■ **Given problem**:
Rewrite the lines from the line with "Patent image size: (605, 660)." to the line with "The rippled wafer 90 is at (368, 440).", replacing "rotary forming unit" with "rotary forming station" and keeping everything else the same.

■ **Information shown**:
....

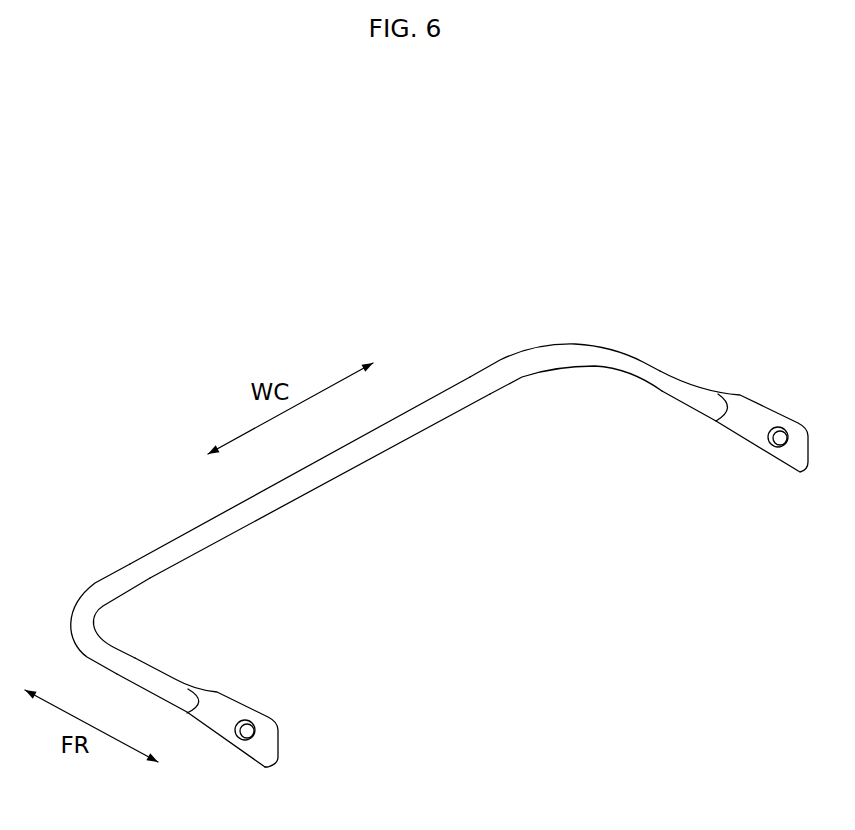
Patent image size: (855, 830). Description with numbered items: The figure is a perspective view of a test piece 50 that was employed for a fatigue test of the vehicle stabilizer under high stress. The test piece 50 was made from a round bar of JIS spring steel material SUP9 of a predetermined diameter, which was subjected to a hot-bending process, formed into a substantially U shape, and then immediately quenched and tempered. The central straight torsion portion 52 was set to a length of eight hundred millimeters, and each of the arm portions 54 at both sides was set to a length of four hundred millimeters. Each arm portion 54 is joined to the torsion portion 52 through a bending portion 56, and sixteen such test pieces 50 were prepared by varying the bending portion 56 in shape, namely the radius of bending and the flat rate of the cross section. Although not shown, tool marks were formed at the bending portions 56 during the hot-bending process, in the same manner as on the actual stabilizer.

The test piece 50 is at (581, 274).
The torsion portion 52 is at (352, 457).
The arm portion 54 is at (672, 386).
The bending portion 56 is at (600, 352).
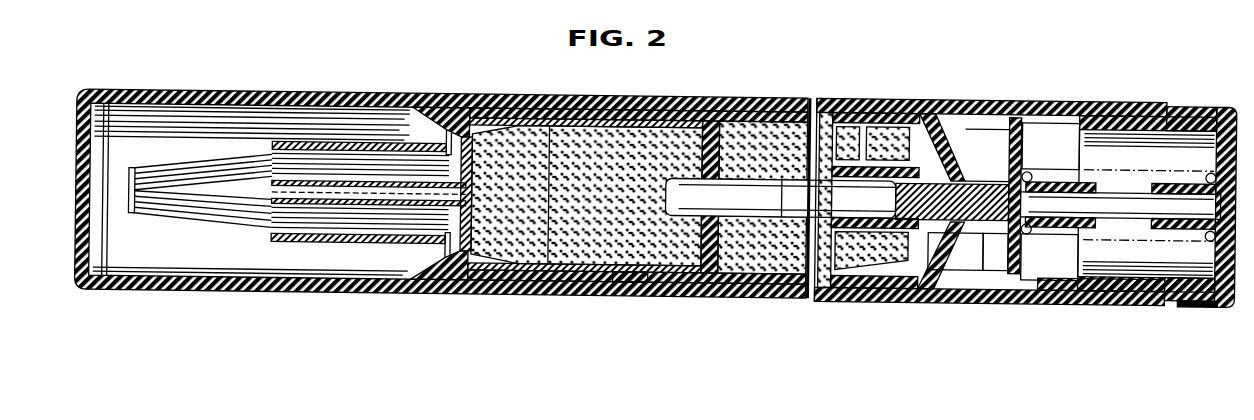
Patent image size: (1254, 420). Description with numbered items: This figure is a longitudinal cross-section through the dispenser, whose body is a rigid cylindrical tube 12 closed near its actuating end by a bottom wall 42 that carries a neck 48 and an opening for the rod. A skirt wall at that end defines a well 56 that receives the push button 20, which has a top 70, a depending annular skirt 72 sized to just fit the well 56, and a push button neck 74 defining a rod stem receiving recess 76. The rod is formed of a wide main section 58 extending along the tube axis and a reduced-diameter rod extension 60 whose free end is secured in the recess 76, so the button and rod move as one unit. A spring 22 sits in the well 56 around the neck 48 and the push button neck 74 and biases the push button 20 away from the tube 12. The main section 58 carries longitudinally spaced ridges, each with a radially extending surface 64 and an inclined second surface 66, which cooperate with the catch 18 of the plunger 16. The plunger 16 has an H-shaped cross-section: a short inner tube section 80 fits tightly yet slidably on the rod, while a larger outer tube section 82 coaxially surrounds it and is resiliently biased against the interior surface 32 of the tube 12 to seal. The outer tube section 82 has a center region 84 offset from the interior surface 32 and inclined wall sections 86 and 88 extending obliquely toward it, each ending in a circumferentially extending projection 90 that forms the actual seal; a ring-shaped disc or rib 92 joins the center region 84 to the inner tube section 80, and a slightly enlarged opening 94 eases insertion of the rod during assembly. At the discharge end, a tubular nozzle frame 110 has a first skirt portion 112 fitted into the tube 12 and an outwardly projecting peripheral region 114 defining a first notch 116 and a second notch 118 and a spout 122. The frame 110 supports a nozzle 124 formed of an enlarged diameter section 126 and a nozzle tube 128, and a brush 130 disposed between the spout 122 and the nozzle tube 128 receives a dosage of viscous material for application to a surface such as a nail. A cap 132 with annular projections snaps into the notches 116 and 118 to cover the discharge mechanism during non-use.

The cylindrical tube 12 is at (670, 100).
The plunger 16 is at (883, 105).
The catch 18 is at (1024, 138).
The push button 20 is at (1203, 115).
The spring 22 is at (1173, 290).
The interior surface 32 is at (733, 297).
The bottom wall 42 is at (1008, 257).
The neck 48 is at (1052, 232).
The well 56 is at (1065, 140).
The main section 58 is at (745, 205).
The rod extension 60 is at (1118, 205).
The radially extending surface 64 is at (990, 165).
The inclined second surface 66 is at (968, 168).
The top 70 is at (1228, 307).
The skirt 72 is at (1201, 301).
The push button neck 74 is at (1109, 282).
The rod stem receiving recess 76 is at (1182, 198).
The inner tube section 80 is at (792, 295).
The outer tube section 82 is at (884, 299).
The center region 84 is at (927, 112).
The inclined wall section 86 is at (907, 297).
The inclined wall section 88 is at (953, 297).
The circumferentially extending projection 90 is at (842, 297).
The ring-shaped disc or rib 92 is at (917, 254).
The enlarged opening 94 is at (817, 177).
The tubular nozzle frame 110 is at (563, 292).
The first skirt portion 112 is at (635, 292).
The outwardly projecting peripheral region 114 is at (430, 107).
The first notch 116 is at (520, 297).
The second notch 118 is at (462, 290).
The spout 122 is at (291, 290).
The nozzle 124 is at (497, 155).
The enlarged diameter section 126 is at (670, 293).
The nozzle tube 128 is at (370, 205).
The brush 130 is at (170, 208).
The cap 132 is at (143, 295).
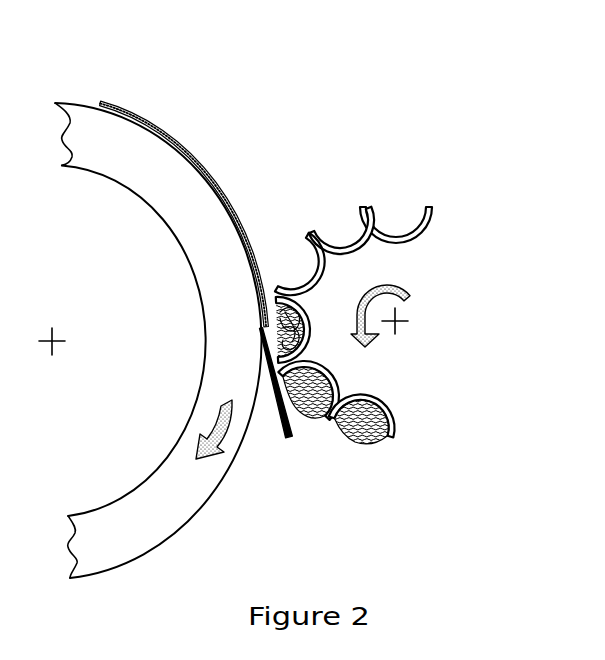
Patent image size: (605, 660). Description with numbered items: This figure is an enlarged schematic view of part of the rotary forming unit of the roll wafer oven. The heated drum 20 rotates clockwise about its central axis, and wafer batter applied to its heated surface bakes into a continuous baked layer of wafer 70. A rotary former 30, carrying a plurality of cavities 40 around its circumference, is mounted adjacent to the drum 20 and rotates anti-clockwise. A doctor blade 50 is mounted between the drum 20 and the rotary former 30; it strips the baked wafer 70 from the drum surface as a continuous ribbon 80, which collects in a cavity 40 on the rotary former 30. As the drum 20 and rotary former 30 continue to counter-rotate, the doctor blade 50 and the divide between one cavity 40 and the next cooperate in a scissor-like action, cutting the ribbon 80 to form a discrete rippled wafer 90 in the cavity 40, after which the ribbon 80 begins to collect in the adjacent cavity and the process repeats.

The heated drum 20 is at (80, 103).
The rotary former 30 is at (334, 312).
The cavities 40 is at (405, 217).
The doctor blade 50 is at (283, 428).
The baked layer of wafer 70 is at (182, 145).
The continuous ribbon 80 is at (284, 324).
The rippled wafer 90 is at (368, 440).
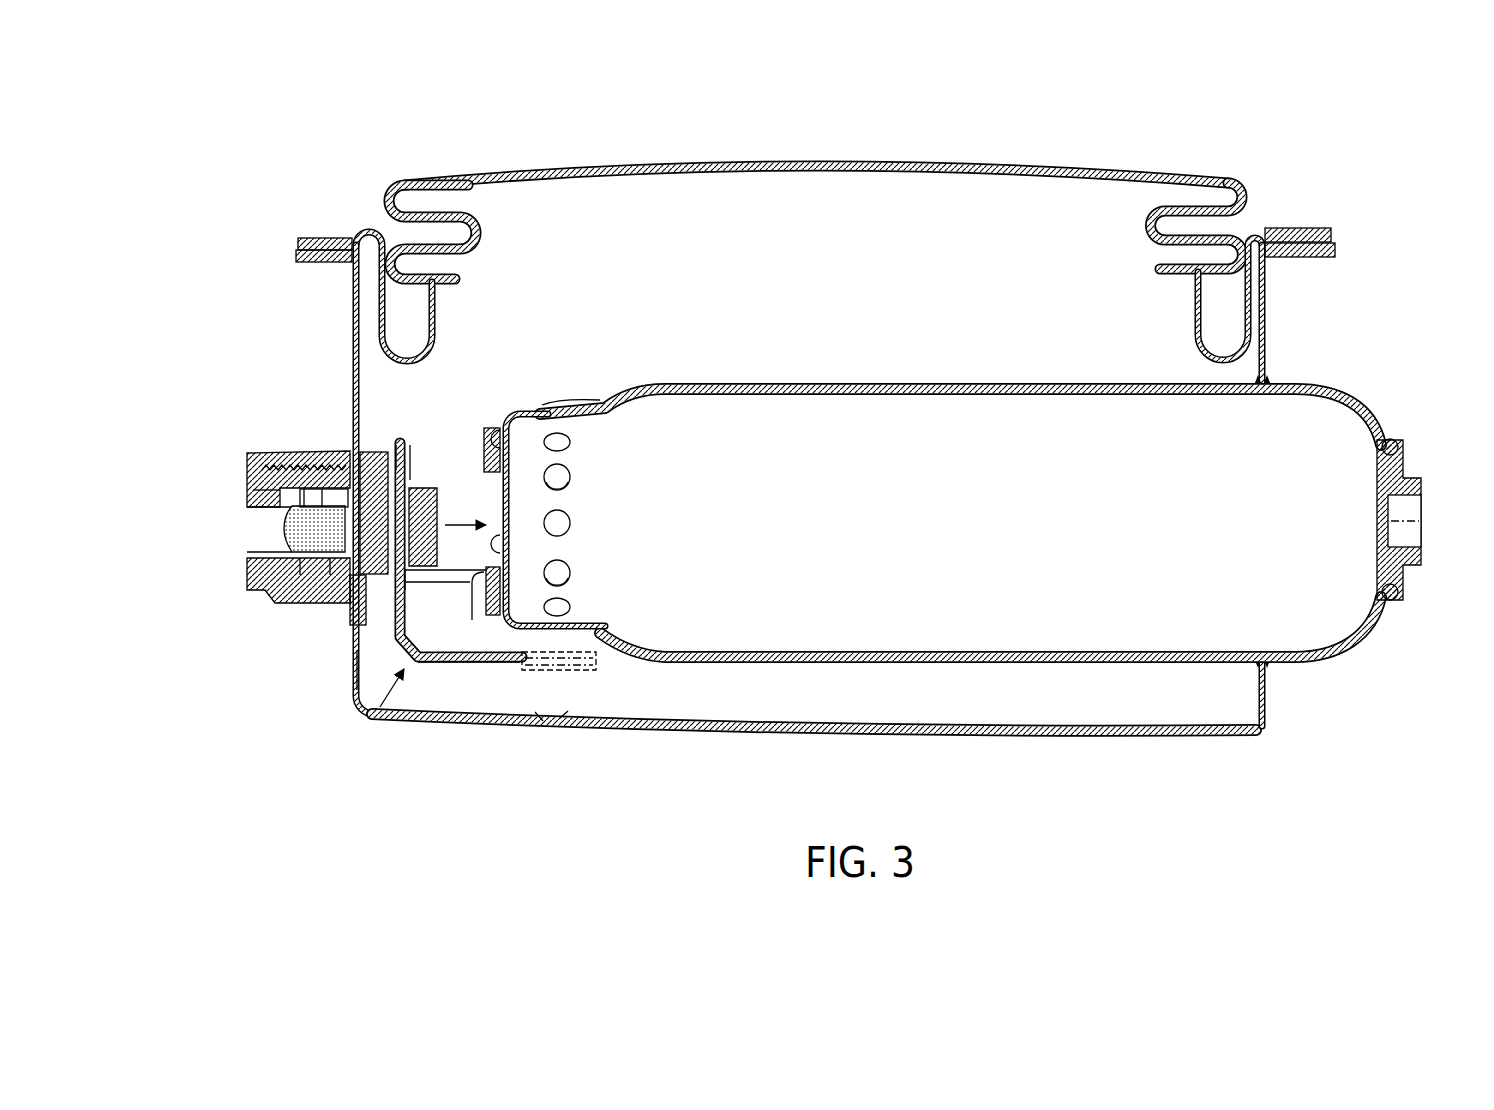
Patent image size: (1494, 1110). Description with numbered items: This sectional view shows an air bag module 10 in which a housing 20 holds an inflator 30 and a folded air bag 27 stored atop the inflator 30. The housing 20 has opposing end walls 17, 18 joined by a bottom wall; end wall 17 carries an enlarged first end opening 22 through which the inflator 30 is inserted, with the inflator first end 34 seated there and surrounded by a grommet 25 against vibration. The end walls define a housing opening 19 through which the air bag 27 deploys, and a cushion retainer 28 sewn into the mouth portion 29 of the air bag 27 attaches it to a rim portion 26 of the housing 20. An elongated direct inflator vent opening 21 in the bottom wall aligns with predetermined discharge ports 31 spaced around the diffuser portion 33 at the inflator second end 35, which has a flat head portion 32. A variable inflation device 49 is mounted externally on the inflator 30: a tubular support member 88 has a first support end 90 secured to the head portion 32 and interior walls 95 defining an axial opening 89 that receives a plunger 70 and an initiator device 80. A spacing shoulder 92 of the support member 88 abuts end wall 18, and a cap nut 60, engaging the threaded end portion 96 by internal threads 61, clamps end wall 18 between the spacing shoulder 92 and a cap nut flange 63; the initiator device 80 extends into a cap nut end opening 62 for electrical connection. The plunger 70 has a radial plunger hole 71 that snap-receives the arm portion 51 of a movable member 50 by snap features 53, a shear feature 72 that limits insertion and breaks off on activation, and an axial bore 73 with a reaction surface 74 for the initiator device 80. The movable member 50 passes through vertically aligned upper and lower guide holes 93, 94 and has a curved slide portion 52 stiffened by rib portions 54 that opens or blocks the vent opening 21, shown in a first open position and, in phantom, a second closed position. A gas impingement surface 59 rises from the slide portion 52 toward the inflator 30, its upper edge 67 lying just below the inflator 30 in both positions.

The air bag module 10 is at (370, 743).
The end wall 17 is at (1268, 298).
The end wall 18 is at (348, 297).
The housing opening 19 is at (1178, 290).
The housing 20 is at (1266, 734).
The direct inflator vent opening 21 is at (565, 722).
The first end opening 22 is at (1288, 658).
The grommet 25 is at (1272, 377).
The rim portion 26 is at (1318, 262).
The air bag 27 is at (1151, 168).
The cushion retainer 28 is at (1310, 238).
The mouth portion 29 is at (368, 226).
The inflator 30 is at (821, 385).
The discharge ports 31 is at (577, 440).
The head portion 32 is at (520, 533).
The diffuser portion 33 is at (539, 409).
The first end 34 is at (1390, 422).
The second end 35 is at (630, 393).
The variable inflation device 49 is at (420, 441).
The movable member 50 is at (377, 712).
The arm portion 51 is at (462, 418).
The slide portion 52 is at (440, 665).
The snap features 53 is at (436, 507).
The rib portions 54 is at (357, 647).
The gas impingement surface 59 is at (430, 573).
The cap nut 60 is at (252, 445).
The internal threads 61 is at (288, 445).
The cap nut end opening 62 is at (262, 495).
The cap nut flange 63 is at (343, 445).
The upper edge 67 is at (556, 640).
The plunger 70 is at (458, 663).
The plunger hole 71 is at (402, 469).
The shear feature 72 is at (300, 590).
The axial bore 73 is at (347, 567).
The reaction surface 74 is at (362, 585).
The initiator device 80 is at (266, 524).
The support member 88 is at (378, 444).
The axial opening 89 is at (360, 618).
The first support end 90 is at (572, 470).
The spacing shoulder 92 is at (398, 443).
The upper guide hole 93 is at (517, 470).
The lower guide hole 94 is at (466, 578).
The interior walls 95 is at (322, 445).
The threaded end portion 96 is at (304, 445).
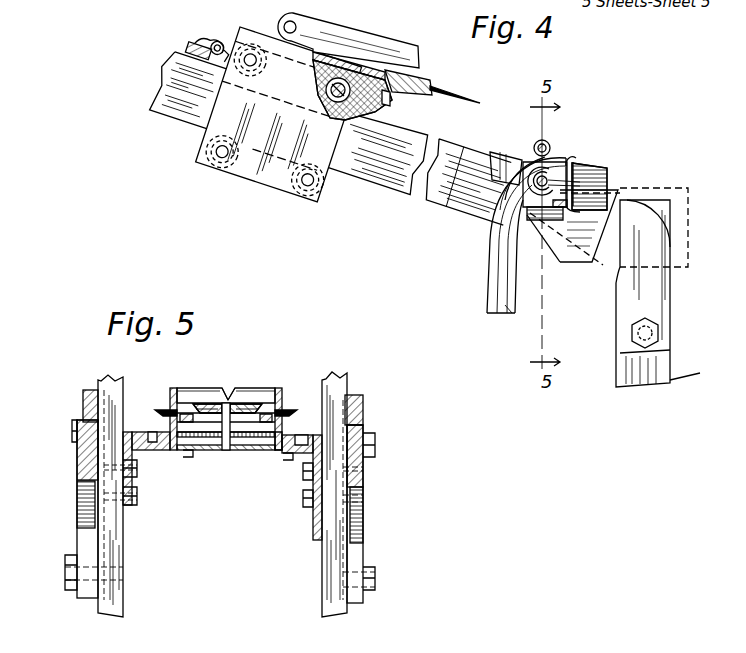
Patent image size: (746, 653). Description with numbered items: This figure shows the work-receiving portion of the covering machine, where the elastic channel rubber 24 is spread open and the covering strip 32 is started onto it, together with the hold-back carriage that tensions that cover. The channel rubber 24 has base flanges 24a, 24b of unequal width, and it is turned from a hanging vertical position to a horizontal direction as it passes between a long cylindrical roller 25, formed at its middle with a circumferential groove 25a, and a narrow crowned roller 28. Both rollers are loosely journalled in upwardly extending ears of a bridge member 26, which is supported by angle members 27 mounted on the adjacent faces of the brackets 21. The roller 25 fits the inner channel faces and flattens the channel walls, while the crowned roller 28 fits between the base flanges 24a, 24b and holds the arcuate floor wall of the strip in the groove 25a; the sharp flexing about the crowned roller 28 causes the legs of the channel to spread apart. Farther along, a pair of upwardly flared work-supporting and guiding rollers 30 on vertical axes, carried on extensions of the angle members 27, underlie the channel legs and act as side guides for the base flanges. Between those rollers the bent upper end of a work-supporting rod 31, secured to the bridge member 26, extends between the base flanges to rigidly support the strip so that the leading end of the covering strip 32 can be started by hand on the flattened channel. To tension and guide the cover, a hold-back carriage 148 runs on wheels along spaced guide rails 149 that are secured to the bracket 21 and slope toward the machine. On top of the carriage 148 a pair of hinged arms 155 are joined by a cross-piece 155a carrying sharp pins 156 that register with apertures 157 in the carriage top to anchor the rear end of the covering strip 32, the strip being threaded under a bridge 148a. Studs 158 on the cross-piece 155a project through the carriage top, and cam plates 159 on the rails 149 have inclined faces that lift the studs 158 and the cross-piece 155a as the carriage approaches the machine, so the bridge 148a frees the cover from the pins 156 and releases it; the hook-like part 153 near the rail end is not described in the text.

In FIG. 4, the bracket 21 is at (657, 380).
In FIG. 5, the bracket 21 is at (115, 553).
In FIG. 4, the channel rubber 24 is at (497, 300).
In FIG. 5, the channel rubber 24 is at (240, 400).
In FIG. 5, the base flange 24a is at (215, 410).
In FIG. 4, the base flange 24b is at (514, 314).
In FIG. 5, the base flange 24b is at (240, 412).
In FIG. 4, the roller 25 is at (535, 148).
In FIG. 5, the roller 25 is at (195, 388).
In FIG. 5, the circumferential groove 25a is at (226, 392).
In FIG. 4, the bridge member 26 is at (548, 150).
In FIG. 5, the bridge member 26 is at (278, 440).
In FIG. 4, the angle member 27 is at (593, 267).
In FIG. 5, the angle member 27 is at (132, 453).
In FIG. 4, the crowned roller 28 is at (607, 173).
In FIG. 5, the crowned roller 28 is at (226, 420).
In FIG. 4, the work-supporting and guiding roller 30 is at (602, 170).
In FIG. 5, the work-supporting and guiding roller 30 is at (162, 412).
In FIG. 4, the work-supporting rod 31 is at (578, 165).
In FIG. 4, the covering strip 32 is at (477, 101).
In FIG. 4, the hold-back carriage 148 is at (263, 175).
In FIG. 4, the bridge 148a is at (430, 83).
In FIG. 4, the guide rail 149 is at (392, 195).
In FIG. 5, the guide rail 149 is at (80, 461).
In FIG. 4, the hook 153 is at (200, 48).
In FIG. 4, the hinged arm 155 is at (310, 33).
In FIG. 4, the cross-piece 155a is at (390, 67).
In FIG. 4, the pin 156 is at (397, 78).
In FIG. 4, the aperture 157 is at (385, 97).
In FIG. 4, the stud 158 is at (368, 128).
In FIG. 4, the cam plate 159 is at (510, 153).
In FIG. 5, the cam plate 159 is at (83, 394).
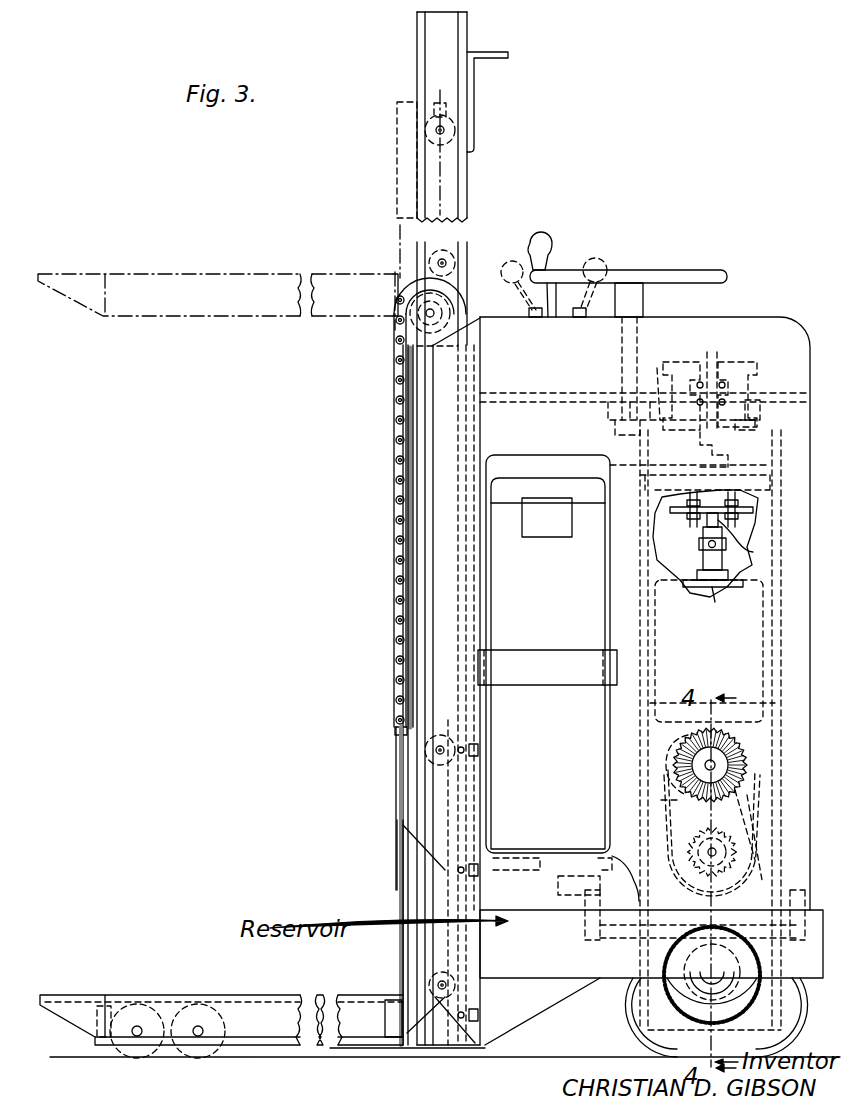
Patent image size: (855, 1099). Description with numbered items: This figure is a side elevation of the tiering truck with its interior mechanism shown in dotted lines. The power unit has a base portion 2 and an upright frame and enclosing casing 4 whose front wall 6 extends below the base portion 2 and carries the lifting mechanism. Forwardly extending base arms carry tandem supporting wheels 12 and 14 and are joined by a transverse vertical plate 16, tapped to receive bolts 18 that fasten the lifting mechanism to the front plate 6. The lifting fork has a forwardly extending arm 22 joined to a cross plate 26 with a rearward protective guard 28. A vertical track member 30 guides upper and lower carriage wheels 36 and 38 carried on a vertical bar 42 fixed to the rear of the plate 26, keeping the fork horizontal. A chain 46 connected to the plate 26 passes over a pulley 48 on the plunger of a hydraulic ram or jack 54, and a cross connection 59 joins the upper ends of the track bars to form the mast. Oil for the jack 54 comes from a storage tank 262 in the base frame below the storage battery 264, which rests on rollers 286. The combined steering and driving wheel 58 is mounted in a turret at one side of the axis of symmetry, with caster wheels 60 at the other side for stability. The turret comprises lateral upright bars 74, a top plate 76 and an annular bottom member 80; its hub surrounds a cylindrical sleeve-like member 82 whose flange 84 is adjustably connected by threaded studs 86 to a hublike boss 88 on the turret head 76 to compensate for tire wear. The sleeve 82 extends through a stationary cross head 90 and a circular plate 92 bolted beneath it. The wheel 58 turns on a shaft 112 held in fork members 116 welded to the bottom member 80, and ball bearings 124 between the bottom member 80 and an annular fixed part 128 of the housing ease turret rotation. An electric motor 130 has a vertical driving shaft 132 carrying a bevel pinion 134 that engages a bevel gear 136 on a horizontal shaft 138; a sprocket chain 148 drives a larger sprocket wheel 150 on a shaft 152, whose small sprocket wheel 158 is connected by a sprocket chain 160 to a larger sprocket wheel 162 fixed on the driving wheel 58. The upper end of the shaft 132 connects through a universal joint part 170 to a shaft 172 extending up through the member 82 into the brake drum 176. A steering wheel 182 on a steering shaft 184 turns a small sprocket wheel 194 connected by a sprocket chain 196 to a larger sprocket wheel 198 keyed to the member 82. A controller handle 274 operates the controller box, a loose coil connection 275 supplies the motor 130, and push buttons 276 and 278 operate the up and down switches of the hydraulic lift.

....

■ **Response below**:
Patent image size: (605, 660). Description with numbered items: This figure is an enlarged schematic view of part of the rotary forming station of the roll wafer oven. The heated drum 20 rotates clockwise about its central axis, and wafer batter applied to its heated surface bakes into a continuous baked layer of wafer 70. A rotary former 30, carrying a plurality of cavities 40 around its circumference, is mounted adjacent to the drum 20 and rotates anti-clockwise. A doctor blade 50 is mounted between the drum 20 and the rotary former 30; it strips the baked wafer 70 from the drum surface as a continuous ribbon 80, which collects in a cavity 40 on the rotary former 30. As the drum 20 and rotary former 30 continue to counter-rotate, the doctor blade 50 and the divide between one cavity 40 and the next cooperate in a scissor-like action, cutting the ribbon 80 to form a discrete rippled wafer 90 in the cavity 40, after which the ribbon 80 begins to collect in the adjacent cavity and the process repeats.

The heated drum 20 is at (80, 103).
The rotary former 30 is at (334, 312).
The cavities 40 is at (405, 217).
The doctor blade 50 is at (283, 428).
The baked layer of wafer 70 is at (182, 145).
The continuous ribbon 80 is at (284, 324).
The rippled wafer 90 is at (368, 440).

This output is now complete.